### STATED GOAL
Write out the material again exactly, please, and omit the pictures.

• • • • • • •

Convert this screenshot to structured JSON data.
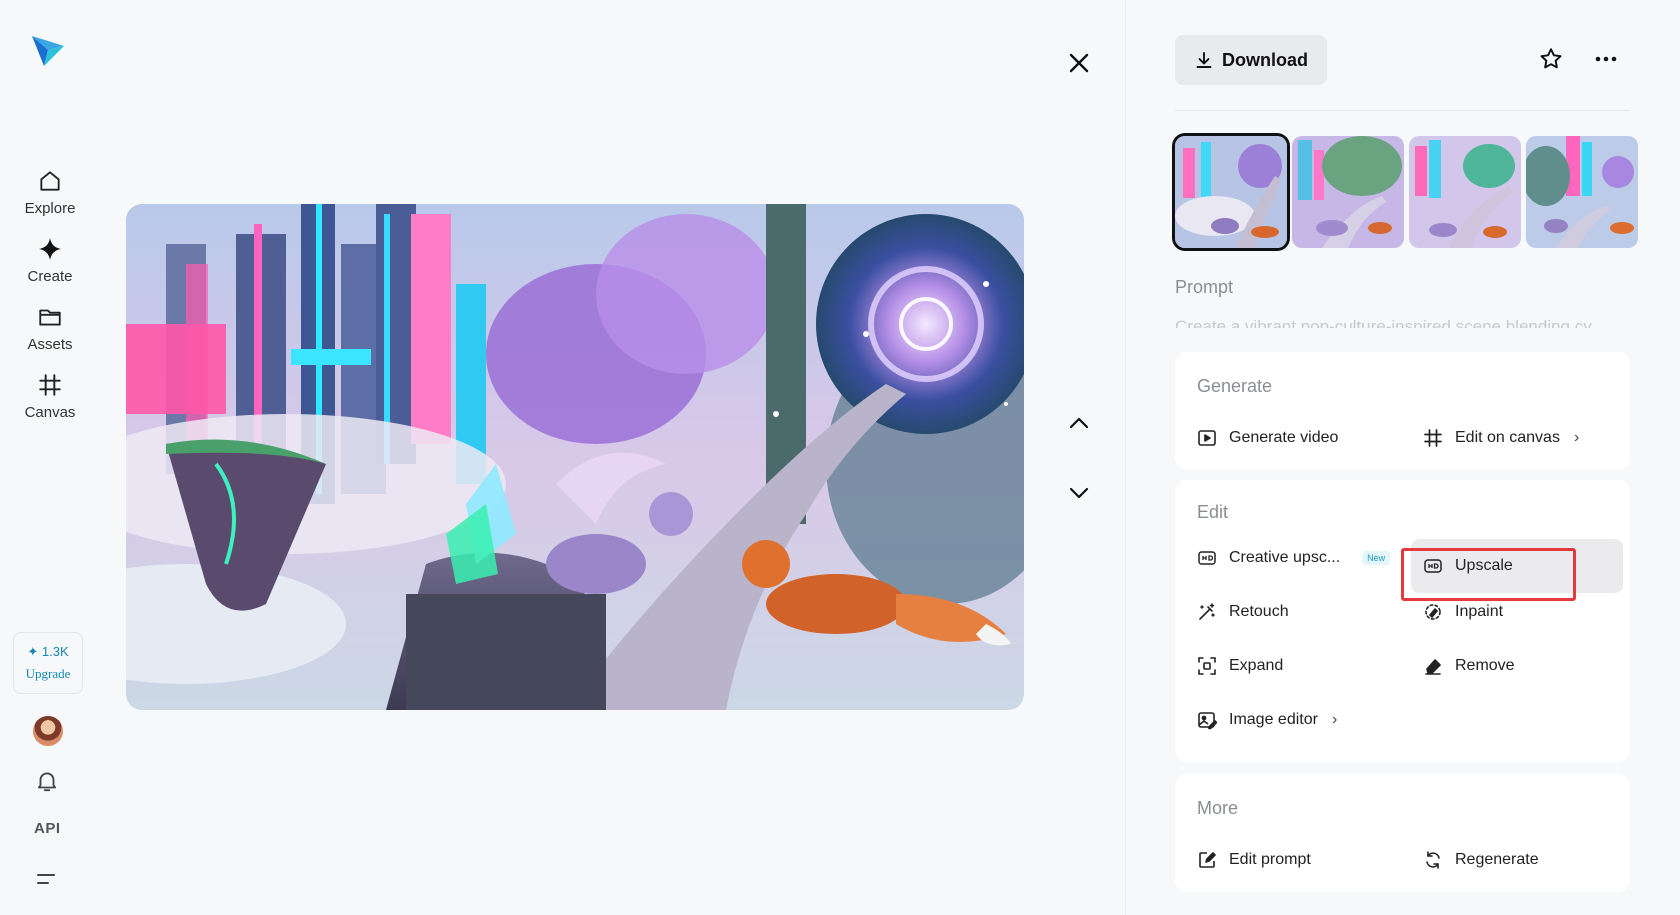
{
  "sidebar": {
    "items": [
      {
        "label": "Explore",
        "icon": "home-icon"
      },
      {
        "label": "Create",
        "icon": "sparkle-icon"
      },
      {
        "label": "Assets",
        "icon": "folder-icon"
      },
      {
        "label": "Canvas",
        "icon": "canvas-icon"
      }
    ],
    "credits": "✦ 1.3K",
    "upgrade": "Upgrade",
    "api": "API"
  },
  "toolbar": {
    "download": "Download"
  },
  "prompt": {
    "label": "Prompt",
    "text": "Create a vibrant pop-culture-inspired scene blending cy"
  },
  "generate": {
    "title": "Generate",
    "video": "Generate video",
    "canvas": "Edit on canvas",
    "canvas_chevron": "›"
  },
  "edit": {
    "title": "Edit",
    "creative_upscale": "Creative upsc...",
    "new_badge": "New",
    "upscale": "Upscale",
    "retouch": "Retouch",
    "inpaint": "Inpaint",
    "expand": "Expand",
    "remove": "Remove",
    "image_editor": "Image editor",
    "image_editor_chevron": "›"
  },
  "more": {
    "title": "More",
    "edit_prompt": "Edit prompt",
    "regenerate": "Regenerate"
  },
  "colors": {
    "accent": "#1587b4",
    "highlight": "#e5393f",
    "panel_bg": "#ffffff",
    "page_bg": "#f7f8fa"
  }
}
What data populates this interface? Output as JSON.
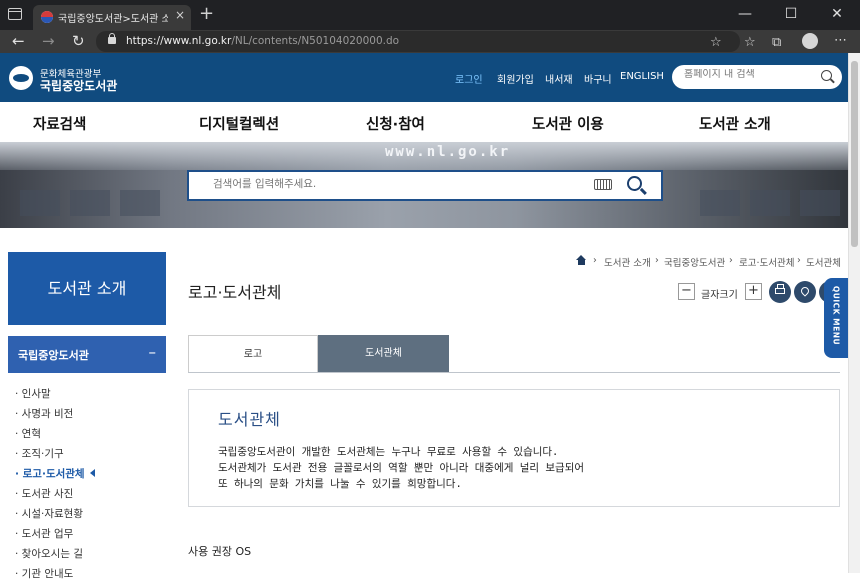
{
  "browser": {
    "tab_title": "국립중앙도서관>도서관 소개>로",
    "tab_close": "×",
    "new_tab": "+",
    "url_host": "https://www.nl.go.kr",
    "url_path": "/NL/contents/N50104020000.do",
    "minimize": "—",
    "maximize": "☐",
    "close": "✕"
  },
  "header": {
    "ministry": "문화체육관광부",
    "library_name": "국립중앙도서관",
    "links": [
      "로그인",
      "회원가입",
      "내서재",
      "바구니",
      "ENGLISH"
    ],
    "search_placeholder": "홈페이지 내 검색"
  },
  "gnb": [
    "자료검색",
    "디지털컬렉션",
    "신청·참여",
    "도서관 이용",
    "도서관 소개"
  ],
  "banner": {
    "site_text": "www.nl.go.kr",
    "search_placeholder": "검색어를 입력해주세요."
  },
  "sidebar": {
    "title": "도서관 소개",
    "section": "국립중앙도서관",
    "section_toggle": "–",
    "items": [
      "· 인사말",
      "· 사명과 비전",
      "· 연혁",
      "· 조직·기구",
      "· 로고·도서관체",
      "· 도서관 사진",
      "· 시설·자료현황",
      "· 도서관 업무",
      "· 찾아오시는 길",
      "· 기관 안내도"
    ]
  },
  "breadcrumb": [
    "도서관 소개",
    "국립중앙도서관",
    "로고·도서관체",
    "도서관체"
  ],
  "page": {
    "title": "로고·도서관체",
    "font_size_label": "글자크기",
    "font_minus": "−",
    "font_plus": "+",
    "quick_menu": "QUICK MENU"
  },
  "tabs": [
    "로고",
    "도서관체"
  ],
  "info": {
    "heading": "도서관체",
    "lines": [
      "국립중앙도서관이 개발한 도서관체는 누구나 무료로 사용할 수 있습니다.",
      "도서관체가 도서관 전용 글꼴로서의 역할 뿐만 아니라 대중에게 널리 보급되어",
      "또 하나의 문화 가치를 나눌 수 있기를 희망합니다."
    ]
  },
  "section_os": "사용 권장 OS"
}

• • • • • • •

### SOLUTION TO THIS PROBLEM
Convert this screenshot to structured JSON data.
{
  "sidebar": {
    "items": [
      {
        "label": "Explore",
        "icon": "home-icon"
      },
      {
        "label": "Create",
        "icon": "sparkle-icon"
      },
      {
        "label": "Assets",
        "icon": "folder-icon"
      },
      {
        "label": "Canvas",
        "icon": "canvas-icon"
      }
    ],
    "credits": "✦ 1.3K",
    "upgrade": "Upgrade",
    "api": "API"
  },
  "toolbar": {
    "download": "Download"
  },
  "prompt": {
    "label": "Prompt",
    "text": "Create a vibrant pop-culture-inspired scene blending cy"
  },
  "generate": {
    "title": "Generate",
    "video": "Generate video",
    "canvas": "Edit on canvas",
    "canvas_chevron": "›"
  },
  "edit": {
    "title": "Edit",
    "creative_upscale": "Creative upsc...",
    "new_badge": "New",
    "upscale": "Upscale",
    "retouch": "Retouch",
    "inpaint": "Inpaint",
    "expand": "Expand",
    "remove": "Remove",
    "image_editor": "Image editor",
    "image_editor_chevron": "›"
  },
  "more": {
    "title": "More",
    "edit_prompt": "Edit prompt",
    "regenerate": "Regenerate"
  },
  "colors": {
    "accent": "#1587b4",
    "highlight": "#e5393f",
    "panel_bg": "#ffffff",
    "page_bg": "#f7f8fa"
  }
}
What data populates this interface? Output as JSON.
{
  "browser": {
    "tab_title": "국립중앙도서관>도서관 소개>로",
    "tab_close": "×",
    "new_tab": "+",
    "url_host": "https://www.nl.go.kr",
    "url_path": "/NL/contents/N50104020000.do",
    "minimize": "—",
    "maximize": "☐",
    "close": "✕"
  },
  "header": {
    "ministry": "문화체육관광부",
    "library_name": "국립중앙도서관",
    "links": [
      "로그인",
      "회원가입",
      "내서재",
      "바구니",
      "ENGLISH"
    ],
    "search_placeholder": "홈페이지 내 검색"
  },
  "gnb": [
    "자료검색",
    "디지털컬렉션",
    "신청·참여",
    "도서관 이용",
    "도서관 소개"
  ],
  "banner": {
    "site_text": "www.nl.go.kr",
    "search_placeholder": "검색어를 입력해주세요."
  },
  "sidebar": {
    "title": "도서관 소개",
    "section": "국립중앙도서관",
    "section_toggle": "–",
    "items": [
      "· 인사말",
      "· 사명과 비전",
      "· 연혁",
      "· 조직·기구",
      "· 로고·도서관체",
      "· 도서관 사진",
      "· 시설·자료현황",
      "· 도서관 업무",
      "· 찾아오시는 길",
      "· 기관 안내도"
    ]
  },
  "breadcrumb": [
    "도서관 소개",
    "국립중앙도서관",
    "로고·도서관체",
    "도서관체"
  ],
  "page": {
    "title": "로고·도서관체",
    "font_size_label": "글자크기",
    "font_minus": "−",
    "font_plus": "+",
    "quick_menu": "QUICK MENU"
  },
  "tabs": [
    "로고",
    "도서관체"
  ],
  "info": {
    "heading": "도서관체",
    "lines": [
      "국립중앙도서관이 개발한 도서관체는 누구나 무료로 사용할 수 있습니다.",
      "도서관체가 도서관 전용 글꼴로서의 역할 뿐만 아니라 대중에게 널리 보급되어",
      "또 하나의 문화 가치를 나눌 수 있기를 희망합니다."
    ]
  },
  "section_os": "사용 권장 OS"
}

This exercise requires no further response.